ARBEITSAUFTRAG A - Übersetze den Satz „Die Performance der Großen Koalition in Berlin ist zurzeit nicht zufriedenstellend.“ aus dem Interview mit Thorsten Frei ins Englische.
ARBEITSAUFTRAG B - Gib aus dem Interview mit Thorsten Frei den Abschnitt von „Schwarzwald-Baar-Kreis - Der“ bis „Themen der Zeit.“ wortgetreu wieder.

VORGEGEBENER TEXT -
* * * * *

Ein riesiges Aufgabenpensum hat Thorsten Frei in Berlin und im Wahlkreis zu bewältigen. Foto: Büro Frei

CDU-Bundestagsabgeordneter hat Fachkräfteeinwanderungsgesetz mit auf den Weg gebracht.

Schwarzwald-Baar-Kreis - Der CDU-Bundestagsabgeordnete Thorsten Frei aus Donaueschingen ist stellvertretender Unionsfraktionsvorsitzender und Kreisvorsitzender. Er hat unter anderem das Fachkräfteeinwanderungsgesetz mit auf den Weg gebracht. Im Interview spricht er über aktuelle Themen der Zeit.

Die CDU hat bei der Europawahl erheblich an Wählern (8,6 Prozent) eingebüßt. Bei der Kreistagswahl ebenfalls, nämlich 3,6 Prozent. Wie bewerten Sie das?

Der 26. Mai war in jedem Fall kein guter Wahltag für uns. Sehr schlecht ist das Ergebnis der Europawahlen, auch mit den Kommunalwahlen sind wir nicht zufrieden. Ein bundesweiter Trend schlägt durch: Gute Arbeit der Gemeinderäte vor Ort wird häufig nicht honoriert. Für mich persönlich war das eine sehr enttäuschende Wahl, obwohl wir mit sehr guten Kandidaten angetreten sind. Bei der Kreistagwahl haben wir weniger eingebüßt. Insgesamt sind diese Ergebnisse für uns aber ein Warnzeichen. Wir müssen sehen, dass wir wieder Vertrauen gewinnen, am besten mit guter politischer Arbeit.

Die Regierungskoalition steht im Moment nicht gut da. Oder doch?

Die Performance der Großen Koalition in Berlin ist zurzeit nicht zufriedenstellend. Aber ich finde, dass wir uns in den vergangenen Wochen zum Guten entwickelt haben. Wir haben schließlich ein Paket mit acht Gesetzen zum Thema Migration zum Abschluss gebracht.

* * * * *

DATENTEIL -
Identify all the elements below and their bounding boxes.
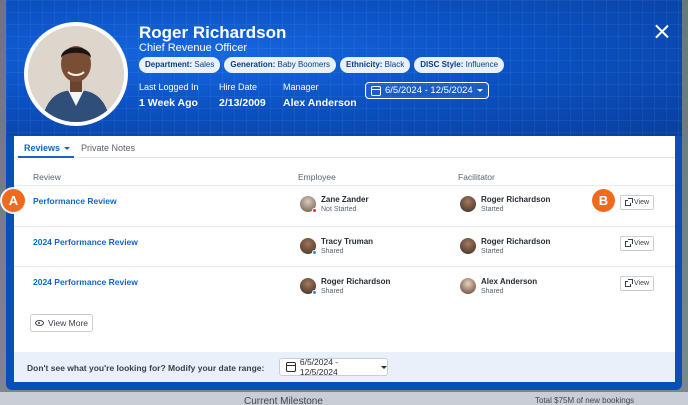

* * * * *

ERWARTETE ANTWORT A - The performance of the grand coalition in Berlin is currently not satisfactory.

ERWARTETE ANTWORT B -
Schwarzwald-Baar-Kreis - Der CDU-Bundestagsabgeordnete Thorsten Frei aus Donaueschingen ist stellvertretender Unionsfraktionsvorsitzender und Kreisvorsitzender. Er hat unter anderem das Fachkräfteeinwanderungsgesetz mit auf den Weg gebracht. Im Interview spricht er über aktuelle Themen der Zeit.